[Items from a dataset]
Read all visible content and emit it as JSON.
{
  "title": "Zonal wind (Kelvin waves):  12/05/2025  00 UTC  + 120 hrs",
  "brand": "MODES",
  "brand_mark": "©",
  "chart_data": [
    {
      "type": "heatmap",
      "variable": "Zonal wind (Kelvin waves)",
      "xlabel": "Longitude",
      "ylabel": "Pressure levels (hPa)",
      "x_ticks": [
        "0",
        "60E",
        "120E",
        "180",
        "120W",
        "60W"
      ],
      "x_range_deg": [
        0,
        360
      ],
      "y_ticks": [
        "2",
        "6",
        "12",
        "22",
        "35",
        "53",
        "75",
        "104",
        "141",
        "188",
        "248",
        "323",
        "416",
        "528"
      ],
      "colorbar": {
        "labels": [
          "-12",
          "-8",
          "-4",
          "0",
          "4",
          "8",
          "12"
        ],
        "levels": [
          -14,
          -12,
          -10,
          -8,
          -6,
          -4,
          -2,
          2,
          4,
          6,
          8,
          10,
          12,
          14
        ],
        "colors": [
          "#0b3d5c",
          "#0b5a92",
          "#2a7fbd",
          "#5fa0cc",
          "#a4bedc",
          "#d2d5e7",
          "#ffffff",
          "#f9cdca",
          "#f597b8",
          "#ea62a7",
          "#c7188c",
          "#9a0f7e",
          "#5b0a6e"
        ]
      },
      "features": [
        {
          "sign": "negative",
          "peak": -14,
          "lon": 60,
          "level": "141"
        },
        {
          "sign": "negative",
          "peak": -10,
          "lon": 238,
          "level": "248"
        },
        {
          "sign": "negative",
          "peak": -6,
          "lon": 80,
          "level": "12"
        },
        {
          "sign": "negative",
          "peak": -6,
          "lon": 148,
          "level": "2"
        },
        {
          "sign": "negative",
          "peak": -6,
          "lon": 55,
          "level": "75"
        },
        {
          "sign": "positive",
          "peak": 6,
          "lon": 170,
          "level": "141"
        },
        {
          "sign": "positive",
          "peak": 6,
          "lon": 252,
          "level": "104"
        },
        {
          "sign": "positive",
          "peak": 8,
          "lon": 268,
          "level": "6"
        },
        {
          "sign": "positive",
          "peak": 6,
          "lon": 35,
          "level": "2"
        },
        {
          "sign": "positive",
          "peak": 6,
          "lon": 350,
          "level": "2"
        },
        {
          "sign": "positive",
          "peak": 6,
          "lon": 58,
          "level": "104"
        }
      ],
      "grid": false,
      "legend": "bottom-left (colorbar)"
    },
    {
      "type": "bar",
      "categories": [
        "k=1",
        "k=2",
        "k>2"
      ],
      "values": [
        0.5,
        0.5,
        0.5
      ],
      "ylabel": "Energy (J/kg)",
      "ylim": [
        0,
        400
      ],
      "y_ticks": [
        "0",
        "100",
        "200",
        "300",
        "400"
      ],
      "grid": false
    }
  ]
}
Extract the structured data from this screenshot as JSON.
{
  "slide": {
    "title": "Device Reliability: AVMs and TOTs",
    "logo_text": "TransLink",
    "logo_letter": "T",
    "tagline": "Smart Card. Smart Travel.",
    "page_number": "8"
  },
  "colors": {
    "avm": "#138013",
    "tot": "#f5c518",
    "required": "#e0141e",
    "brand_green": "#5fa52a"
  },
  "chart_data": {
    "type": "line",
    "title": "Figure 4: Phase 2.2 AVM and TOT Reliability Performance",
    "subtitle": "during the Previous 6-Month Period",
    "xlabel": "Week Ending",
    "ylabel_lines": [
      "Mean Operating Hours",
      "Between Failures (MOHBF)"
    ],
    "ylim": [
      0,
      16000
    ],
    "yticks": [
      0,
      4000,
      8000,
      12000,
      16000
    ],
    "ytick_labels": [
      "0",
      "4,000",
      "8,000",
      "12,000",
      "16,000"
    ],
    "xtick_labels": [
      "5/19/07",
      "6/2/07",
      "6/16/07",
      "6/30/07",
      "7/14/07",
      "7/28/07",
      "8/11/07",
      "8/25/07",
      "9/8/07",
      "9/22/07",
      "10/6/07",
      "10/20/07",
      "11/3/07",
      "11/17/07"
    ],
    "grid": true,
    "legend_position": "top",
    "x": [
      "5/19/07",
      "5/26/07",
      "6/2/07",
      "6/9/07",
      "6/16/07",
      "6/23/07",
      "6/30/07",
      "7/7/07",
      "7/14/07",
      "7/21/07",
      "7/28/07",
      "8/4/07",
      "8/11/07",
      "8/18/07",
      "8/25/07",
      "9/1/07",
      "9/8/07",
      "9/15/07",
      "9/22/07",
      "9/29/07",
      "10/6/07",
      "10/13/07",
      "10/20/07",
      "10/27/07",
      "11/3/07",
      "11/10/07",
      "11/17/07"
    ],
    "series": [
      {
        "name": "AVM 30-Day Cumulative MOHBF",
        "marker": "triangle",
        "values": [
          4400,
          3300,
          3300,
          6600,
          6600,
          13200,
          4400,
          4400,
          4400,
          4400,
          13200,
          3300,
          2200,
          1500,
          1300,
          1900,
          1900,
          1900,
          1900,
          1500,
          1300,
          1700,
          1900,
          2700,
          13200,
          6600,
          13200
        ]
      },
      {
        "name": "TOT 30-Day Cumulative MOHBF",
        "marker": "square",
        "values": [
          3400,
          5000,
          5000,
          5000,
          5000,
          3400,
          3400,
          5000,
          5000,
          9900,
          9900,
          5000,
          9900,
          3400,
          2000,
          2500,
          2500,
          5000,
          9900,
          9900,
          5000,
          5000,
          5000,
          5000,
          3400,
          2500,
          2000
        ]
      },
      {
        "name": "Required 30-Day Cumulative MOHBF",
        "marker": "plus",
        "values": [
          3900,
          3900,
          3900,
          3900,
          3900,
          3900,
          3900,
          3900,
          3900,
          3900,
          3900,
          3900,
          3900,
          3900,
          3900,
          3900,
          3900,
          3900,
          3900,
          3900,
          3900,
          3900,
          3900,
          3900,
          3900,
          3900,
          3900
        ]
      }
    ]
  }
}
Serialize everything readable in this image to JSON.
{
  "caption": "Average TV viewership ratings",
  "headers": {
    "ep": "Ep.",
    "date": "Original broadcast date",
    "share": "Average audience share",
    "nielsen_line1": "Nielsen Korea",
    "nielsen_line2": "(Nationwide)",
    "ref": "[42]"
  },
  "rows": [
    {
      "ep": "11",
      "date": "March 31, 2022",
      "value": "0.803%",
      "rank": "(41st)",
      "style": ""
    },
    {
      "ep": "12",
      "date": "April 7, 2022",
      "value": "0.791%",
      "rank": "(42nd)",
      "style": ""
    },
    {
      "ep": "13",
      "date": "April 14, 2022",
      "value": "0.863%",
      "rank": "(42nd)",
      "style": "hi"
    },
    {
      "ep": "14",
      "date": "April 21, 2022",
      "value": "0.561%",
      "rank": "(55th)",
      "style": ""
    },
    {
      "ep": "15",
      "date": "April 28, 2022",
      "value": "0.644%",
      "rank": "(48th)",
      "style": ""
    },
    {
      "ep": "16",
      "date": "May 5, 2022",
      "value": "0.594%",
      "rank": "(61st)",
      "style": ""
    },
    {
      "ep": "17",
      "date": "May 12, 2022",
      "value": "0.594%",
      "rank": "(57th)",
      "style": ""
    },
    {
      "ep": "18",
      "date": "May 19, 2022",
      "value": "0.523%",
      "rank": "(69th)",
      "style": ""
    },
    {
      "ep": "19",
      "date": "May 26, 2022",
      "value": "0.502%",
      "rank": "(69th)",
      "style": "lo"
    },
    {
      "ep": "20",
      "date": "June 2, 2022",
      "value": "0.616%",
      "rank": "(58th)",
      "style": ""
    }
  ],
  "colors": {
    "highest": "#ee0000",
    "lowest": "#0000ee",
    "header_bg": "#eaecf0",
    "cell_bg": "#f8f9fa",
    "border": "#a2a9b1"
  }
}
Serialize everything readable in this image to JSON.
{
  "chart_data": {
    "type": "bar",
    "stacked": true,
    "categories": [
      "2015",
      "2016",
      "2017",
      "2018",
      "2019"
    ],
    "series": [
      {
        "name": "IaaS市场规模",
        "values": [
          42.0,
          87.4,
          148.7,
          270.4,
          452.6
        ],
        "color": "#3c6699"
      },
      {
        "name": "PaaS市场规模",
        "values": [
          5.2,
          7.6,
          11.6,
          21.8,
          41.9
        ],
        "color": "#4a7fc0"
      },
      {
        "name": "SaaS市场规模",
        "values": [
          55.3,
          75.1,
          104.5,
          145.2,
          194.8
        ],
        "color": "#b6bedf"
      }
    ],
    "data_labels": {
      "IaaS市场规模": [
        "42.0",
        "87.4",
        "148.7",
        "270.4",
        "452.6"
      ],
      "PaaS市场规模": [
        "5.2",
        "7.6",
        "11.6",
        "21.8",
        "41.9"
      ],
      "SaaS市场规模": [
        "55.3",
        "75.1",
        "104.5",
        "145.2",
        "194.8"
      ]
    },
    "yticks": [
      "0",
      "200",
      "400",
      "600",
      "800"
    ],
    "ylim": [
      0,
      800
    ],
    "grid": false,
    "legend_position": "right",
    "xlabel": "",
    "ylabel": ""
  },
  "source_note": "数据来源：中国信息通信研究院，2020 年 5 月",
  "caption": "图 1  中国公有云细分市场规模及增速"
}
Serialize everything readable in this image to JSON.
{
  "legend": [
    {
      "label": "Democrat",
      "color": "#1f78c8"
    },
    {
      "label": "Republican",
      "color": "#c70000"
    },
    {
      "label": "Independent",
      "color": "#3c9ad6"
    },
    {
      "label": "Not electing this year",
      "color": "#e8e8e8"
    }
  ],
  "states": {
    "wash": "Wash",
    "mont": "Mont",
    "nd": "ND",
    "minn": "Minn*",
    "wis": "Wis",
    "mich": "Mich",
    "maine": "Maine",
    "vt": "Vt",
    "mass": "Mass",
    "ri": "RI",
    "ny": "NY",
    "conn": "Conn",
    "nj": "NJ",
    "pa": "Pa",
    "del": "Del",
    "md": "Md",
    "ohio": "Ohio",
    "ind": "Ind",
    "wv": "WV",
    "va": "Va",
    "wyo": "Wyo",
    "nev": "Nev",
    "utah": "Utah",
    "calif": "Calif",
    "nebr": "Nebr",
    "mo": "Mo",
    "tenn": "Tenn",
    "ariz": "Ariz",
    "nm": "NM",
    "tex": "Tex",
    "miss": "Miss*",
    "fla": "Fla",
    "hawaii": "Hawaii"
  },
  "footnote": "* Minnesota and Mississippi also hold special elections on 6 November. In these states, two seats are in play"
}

*What you are asked to do*
From the listing above, pick out each line where the word "Zonal" appears.

*Expected output*
  "title": "Zonal wind (Kelvin waves):  12/05/2025  00 UTC  + 120 hrs",
      "variable": "Zonal wind (Kelvin waves)",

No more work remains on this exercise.